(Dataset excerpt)
^^^^^^^^^^^^^^^^

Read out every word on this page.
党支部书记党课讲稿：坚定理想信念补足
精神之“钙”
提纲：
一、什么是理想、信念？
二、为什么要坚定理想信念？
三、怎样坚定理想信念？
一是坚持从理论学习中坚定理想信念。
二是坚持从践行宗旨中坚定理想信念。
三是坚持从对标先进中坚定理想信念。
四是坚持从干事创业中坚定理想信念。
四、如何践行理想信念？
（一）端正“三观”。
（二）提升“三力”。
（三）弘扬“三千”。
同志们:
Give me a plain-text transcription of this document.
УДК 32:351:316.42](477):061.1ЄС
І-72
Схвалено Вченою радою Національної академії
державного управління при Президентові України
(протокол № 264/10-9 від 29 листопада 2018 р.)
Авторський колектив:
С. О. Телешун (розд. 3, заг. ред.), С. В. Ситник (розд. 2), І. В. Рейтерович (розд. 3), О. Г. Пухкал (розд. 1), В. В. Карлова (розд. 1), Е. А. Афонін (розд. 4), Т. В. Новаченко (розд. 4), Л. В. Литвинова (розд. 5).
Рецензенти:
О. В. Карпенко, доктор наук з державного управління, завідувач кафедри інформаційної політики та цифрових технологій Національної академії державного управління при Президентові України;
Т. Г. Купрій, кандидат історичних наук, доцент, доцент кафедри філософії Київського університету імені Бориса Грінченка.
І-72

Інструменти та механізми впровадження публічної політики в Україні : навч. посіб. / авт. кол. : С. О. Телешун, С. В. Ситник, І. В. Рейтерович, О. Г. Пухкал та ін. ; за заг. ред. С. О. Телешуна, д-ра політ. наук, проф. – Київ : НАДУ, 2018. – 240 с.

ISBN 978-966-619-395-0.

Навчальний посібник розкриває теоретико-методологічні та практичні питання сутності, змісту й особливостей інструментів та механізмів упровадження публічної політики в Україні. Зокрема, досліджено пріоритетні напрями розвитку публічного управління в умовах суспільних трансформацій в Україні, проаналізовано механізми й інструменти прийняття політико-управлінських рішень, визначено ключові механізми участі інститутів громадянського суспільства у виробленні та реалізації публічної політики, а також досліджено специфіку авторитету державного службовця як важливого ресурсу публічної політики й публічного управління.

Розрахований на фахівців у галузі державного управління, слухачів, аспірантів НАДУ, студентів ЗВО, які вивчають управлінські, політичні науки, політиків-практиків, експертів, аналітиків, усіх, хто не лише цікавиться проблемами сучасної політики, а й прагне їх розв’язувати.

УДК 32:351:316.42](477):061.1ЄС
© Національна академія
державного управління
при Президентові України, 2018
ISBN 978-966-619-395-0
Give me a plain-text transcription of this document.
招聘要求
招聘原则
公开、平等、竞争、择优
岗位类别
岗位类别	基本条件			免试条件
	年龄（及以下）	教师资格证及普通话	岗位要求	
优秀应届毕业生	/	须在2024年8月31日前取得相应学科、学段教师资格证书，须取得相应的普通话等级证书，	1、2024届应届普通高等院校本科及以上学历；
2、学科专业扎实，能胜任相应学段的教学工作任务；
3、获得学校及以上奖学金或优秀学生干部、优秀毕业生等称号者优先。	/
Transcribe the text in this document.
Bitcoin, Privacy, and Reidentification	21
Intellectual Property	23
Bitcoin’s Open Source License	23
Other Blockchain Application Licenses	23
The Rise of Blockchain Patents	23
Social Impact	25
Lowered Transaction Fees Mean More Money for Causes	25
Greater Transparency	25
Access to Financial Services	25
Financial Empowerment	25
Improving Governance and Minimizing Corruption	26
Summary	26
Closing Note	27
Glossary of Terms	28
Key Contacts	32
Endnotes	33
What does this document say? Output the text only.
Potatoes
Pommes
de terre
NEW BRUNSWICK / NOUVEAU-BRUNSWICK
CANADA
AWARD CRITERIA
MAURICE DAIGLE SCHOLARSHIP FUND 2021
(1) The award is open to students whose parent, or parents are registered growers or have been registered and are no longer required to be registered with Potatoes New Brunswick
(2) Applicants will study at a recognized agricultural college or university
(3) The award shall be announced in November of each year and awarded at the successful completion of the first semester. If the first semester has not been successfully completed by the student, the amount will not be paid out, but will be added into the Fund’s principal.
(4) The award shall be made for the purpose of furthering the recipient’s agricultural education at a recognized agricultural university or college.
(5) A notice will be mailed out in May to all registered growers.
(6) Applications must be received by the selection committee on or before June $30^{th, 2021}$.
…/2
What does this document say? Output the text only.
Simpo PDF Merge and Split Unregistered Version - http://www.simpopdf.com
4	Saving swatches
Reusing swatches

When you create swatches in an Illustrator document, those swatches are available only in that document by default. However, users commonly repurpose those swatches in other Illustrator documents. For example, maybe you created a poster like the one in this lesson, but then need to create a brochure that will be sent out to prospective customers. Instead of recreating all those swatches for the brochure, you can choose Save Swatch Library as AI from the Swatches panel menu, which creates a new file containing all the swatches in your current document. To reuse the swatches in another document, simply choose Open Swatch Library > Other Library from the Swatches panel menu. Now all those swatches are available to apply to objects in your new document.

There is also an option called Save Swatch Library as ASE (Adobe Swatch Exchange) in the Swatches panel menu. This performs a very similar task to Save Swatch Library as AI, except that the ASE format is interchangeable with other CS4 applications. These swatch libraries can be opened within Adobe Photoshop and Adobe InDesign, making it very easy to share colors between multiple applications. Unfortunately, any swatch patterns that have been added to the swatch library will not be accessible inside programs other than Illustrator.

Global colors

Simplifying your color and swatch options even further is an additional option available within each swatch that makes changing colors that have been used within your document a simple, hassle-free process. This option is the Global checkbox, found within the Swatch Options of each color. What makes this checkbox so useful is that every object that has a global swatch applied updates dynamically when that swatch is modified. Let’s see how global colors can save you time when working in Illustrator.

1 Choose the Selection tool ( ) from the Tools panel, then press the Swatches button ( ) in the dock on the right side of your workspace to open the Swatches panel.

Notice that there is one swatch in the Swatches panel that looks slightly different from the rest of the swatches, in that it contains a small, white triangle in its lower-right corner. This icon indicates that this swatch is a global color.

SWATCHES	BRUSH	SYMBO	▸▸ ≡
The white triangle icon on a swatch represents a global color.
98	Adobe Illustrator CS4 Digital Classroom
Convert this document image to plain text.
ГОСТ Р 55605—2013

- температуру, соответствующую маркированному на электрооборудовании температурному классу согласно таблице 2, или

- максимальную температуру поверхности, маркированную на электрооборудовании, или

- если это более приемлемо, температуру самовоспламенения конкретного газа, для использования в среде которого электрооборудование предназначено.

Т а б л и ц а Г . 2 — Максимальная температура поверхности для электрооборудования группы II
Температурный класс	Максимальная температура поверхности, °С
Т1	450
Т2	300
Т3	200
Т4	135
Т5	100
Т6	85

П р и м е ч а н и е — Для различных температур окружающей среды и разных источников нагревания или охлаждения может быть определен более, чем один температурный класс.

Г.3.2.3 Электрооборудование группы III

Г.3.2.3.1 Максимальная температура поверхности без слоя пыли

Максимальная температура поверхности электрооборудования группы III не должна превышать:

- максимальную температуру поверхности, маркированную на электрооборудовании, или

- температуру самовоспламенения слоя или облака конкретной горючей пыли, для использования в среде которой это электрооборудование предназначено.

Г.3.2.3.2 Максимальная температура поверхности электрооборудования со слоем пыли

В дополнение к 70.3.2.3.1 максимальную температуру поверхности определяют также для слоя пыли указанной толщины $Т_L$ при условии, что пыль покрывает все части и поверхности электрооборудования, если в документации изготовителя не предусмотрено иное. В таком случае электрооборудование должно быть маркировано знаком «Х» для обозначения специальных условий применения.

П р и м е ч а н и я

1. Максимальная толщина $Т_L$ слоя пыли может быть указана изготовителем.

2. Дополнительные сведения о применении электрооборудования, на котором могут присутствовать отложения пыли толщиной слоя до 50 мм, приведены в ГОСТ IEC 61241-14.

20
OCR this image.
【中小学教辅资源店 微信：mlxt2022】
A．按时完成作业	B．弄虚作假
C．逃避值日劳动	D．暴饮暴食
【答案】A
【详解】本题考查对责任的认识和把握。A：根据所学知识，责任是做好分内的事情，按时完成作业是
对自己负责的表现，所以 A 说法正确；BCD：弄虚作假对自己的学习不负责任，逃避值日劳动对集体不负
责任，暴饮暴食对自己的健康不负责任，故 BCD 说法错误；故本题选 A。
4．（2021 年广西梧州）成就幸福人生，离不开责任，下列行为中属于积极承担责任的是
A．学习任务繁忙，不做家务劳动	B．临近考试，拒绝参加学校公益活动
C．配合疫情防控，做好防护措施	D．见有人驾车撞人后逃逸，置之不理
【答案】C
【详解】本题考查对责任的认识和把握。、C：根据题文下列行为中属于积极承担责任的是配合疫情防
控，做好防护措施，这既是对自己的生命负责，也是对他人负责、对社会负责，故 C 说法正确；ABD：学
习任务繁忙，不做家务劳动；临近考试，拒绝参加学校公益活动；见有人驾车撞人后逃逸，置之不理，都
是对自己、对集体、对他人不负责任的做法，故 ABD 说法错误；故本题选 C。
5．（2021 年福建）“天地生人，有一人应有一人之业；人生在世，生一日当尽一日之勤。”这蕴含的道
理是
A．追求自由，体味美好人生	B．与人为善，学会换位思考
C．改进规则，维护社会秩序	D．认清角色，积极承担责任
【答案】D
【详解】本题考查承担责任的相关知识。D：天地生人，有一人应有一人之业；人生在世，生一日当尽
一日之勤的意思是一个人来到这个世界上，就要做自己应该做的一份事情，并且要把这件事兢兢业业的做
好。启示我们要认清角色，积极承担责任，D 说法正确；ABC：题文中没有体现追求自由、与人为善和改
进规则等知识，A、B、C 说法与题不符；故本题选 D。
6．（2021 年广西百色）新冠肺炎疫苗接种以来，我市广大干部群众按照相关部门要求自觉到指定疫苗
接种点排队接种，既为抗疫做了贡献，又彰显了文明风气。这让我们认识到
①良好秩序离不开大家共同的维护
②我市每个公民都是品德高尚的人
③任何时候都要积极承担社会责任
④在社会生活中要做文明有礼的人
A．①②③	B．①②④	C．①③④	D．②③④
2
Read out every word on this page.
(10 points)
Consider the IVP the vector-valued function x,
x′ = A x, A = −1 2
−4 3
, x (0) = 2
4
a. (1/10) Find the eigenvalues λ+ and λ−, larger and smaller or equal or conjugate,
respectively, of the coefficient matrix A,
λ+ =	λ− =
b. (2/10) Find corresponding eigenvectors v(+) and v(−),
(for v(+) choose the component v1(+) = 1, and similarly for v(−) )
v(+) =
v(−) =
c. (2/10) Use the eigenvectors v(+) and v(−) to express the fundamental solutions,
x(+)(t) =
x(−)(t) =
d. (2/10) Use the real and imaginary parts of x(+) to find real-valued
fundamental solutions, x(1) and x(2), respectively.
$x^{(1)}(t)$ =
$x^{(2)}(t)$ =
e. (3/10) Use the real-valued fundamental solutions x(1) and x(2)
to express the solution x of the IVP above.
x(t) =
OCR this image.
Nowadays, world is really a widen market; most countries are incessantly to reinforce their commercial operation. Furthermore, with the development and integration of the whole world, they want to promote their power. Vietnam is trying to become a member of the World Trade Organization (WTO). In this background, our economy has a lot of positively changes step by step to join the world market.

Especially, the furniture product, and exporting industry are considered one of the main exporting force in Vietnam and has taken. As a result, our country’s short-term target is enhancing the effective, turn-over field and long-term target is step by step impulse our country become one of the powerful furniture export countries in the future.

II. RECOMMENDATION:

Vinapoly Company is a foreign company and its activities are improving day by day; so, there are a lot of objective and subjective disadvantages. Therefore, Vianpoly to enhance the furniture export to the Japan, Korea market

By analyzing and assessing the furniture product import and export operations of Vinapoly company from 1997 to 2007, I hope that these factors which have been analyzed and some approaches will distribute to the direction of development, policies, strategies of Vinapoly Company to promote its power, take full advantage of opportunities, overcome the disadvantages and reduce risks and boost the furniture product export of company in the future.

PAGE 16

^^^^^^^^^^^^^^^^

Show every line of the records above that contains the word "说法正确".

-- Answer to this task --
对自己负责的表现，所以 A 说法正确；BCD：弄虚作假对自己的学习不负责任，逃避值日劳动对集体不负
控，做好防护措施，这既是对自己的生命负责，也是对他人负责、对社会负责，故 C 说法正确；ABD：学
好。启示我们要认清角色，积极承担责任，D 说法正确；ABC：题文中没有体现追求自由、与人为善和改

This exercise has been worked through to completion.